(What to work on)
Without the pictures, copy the entries below word for word.
>> START Input records
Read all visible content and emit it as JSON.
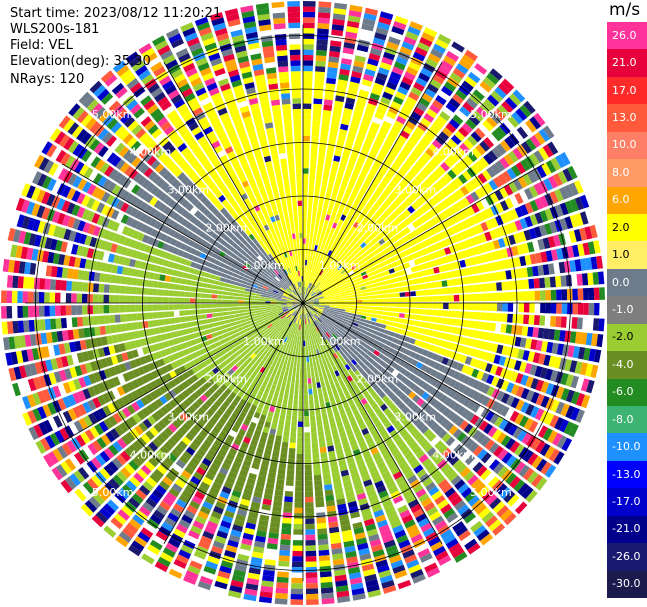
{
  "info": {
    "start_time": "Start time: 2023/08/12 11:20:21",
    "instrument": "WLS200s-181",
    "field": "Field: VEL",
    "elevation": "Elevation(deg): 35.30",
    "nrays": "NRays: 120"
  },
  "colorbar": {
    "unit": "m/s",
    "ticks": [
      "26.0",
      "21.0",
      "17.0",
      "13.0",
      "10.0",
      "8.0",
      "6.0",
      "2.0",
      "1.0",
      "0.0",
      "-1.0",
      "-2.0",
      "-4.0",
      "-6.0",
      "-8.0",
      "-10.0",
      "-13.0",
      "-17.0",
      "-21.0",
      "-26.0",
      "-30.0"
    ],
    "colors": [
      "#ff3399",
      "#e8003c",
      "#ff2a2a",
      "#ff5a3c",
      "#ff7f66",
      "#ff9966",
      "#ffa500",
      "#ffff00",
      "#ffee66",
      "#6e7b8b",
      "#7f7f7f",
      "#9acd32",
      "#6b8e23",
      "#228b22",
      "#3cb371",
      "#1e90ff",
      "#0000ff",
      "#0000cd",
      "#00008b",
      "#191970",
      "#1a1a4d"
    ]
  },
  "range_labels": [
    "1.00km",
    "2.00km",
    "3.00km",
    "4.00km",
    "5.00km"
  ],
  "chart_data": {
    "type": "ppi",
    "field": "VEL",
    "nrays": 120,
    "max_range_km": 5.5,
    "rings_km": [
      1,
      2,
      3,
      4,
      5
    ],
    "unit": "m/s"
  }
}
>> END Input records
(Answer)
Read all visible content and emit it as JSON.
{
  "info": {
    "start_time": "Start time: 2023/08/12 11:20:21",
    "instrument": "WLS200s-181",
    "field": "Field: VEL",
    "elevation": "Elevation(deg): 35.30",
    "nrays": "NRays: 120"
  },
  "colorbar": {
    "unit": "m/s",
    "ticks": [
      "26.0",
      "21.0",
      "17.0",
      "13.0",
      "10.0",
      "8.0",
      "6.0",
      "2.0",
      "1.0",
      "0.0",
      "-1.0",
      "-2.0",
      "-4.0",
      "-6.0",
      "-8.0",
      "-10.0",
      "-13.0",
      "-17.0",
      "-21.0",
      "-26.0",
      "-30.0"
    ],
    "colors": [
      "#ff3399",
      "#e8003c",
      "#ff2a2a",
      "#ff5a3c",
      "#ff7f66",
      "#ff9966",
      "#ffa500",
      "#ffff00",
      "#ffee66",
      "#6e7b8b",
      "#7f7f7f",
      "#9acd32",
      "#6b8e23",
      "#228b22",
      "#3cb371",
      "#1e90ff",
      "#0000ff",
      "#0000cd",
      "#00008b",
      "#191970",
      "#1a1a4d"
    ]
  },
  "range_labels": [
    "1.00km",
    "2.00km",
    "3.00km",
    "4.00km",
    "5.00km"
  ],
  "chart_data": {
    "type": "ppi",
    "field": "VEL",
    "nrays": 120,
    "max_range_km": 5.5,
    "rings_km": [
      1,
      2,
      3,
      4,
      5
    ],
    "unit": "m/s"
  }
}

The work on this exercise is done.